Region annotation records:

________

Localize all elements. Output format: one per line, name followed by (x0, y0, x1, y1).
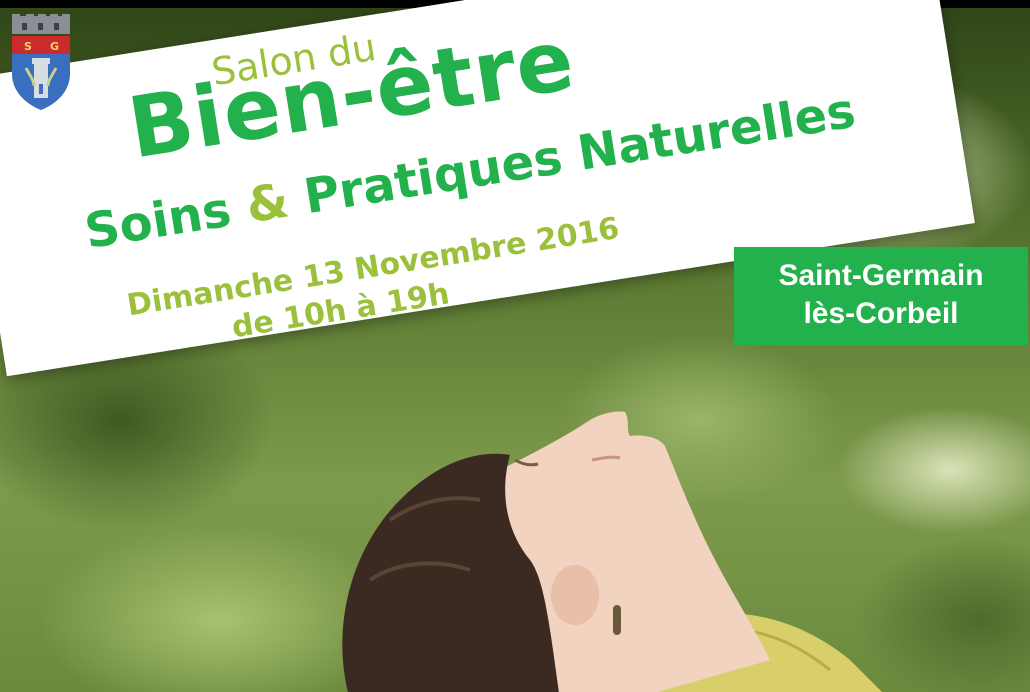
location-line1: Saint-Germain (778, 259, 984, 292)
crest-letter-s: S (24, 40, 32, 53)
crest-letter-g: G (50, 40, 59, 53)
subtitle-part1: Soins (80, 179, 252, 260)
location-line2: lès-Corbeil (803, 297, 959, 330)
event-poster: Salon du Bien-être Soins & Pratiques Nat… (0, 0, 1030, 692)
location-badge: Saint-Germain lès-Corbeil (734, 247, 1028, 345)
woman-photo (342, 411, 882, 692)
coat-of-arms-icon: S G (12, 14, 70, 110)
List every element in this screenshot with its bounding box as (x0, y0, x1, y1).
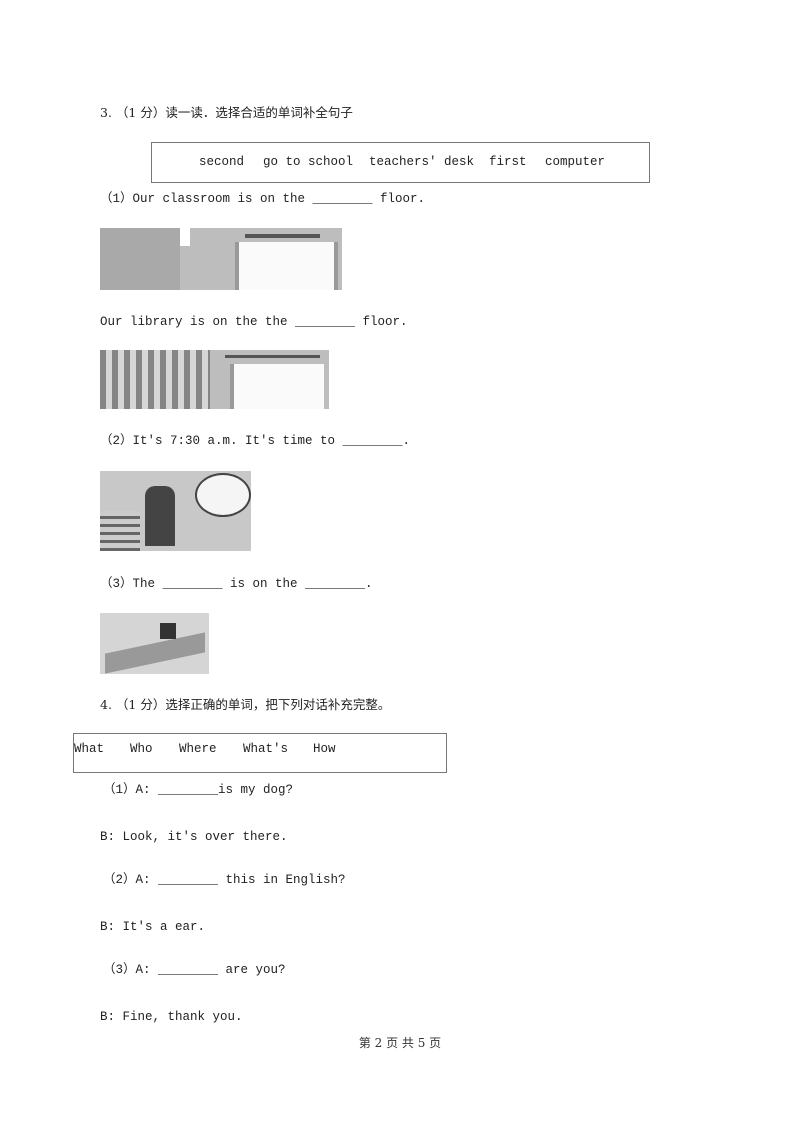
word-option: Where (179, 742, 217, 756)
word-bank-q3: second go to school teachers' desk first… (151, 142, 650, 183)
word-option: computer (545, 154, 606, 169)
question-4-title: 4. （1 分）选择正确的单词，把下列对话补充完整。 (100, 697, 391, 712)
word-option: teachers' desk (369, 154, 475, 169)
word-option: first (489, 154, 527, 169)
sentence-2: （2）It's 7:30 a.m. It's time to ________. (100, 434, 411, 448)
library-stairs-picture (100, 350, 329, 409)
dialogue-2-b: B: It's a ear. (100, 920, 206, 934)
question-3-title: 3. （1 分）读一读．选择合适的单词补全句子 (100, 105, 353, 120)
dialogue-3-b: B: Fine, thank you. (100, 1010, 243, 1024)
page-footer: 第 2 页 共 5 页 (358, 1036, 442, 1050)
clock-boy-picture (100, 471, 251, 551)
word-option: go to school (263, 154, 354, 169)
dialogue-1-a: （1）A: ________is my dog? (103, 783, 294, 797)
sentence-1: （1）Our classroom is on the ________ floo… (100, 192, 426, 206)
dialogue-3-a: （3）A: ________ are you? (103, 963, 286, 977)
word-bank-q4: What Who Where What's How (73, 733, 447, 773)
desk-computer-picture (100, 613, 209, 674)
word-option: second (199, 154, 245, 169)
word-option: What's (243, 742, 289, 756)
classroom-door-picture (100, 228, 342, 290)
clock-icon (195, 473, 251, 517)
word-option: What (74, 742, 105, 756)
word-option: Who (130, 742, 153, 756)
word-option: How (313, 742, 336, 756)
dialogue-1-b: B: Look, it's over there. (100, 830, 288, 844)
sentence-1b: Our library is on the the ________ floor… (100, 315, 408, 329)
dialogue-2-a: （2）A: ________ this in English? (103, 873, 346, 887)
sentence-3: （3）The ________ is on the ________. (100, 577, 373, 591)
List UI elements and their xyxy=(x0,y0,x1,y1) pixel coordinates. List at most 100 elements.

________

• **WHAT TO PRODUCE**
Copy all of the lines above word for word, and leave out the pictures.

• **RESPONSE TO THIS TASK**
Localize all elements. Output format: one per line, name followed by (x0, y0, x1, y1).
location-line1: Saint-Germain (778, 259, 984, 292)
crest-letter-s: S (24, 40, 32, 53)
crest-letter-g: G (50, 40, 59, 53)
subtitle-part1: Soins (80, 179, 252, 260)
location-line2: lès-Corbeil (803, 297, 959, 330)
event-poster: Salon du Bien-être Soins & Pratiques Nat… (0, 0, 1030, 692)
location-badge: Saint-Germain lès-Corbeil (734, 247, 1028, 345)
woman-photo (342, 411, 882, 692)
coat-of-arms-icon: S G (12, 14, 70, 110)
List every element in this screenshot with its bounding box as (x0, y0, x1, y1).
word-option: Where (179, 742, 217, 756)
word-bank-q3: second go to school teachers' desk first… (151, 142, 650, 183)
word-option: computer (545, 154, 606, 169)
question-4-title: 4. （1 分）选择正确的单词，把下列对话补充完整。 (100, 697, 391, 712)
word-option: teachers' desk (369, 154, 475, 169)
word-option: first (489, 154, 527, 169)
sentence-2: （2）It's 7:30 a.m. It's time to ________. (100, 434, 411, 448)
library-stairs-picture (100, 350, 329, 409)
dialogue-2-b: B: It's a ear. (100, 920, 206, 934)
question-3-title: 3. （1 分）读一读．选择合适的单词补全句子 (100, 105, 353, 120)
dialogue-3-b: B: Fine, thank you. (100, 1010, 243, 1024)
page-footer: 第 2 页 共 5 页 (358, 1036, 442, 1050)
clock-boy-picture (100, 471, 251, 551)
word-option: go to school (263, 154, 354, 169)
dialogue-1-a: （1）A: ________is my dog? (103, 783, 294, 797)
sentence-1: （1）Our classroom is on the ________ floo… (100, 192, 426, 206)
dialogue-3-a: （3）A: ________ are you? (103, 963, 286, 977)
word-bank-q4: What Who Where What's How (73, 733, 447, 773)
desk-computer-picture (100, 613, 209, 674)
word-option: second (199, 154, 245, 169)
word-option: What's (243, 742, 289, 756)
classroom-door-picture (100, 228, 342, 290)
clock-icon (195, 473, 251, 517)
word-option: What (74, 742, 105, 756)
word-option: Who (130, 742, 153, 756)
word-option: How (313, 742, 336, 756)
dialogue-1-b: B: Look, it's over there. (100, 830, 288, 844)
sentence-1b: Our library is on the the ________ floor… (100, 315, 408, 329)
dialogue-2-a: （2）A: ________ this in English? (103, 873, 346, 887)
sentence-3: （3）The ________ is on the ________. (100, 577, 373, 591)
List UI elements and their xyxy=(x0,y0,x1,y1) pixel coordinates. List at most 100 elements.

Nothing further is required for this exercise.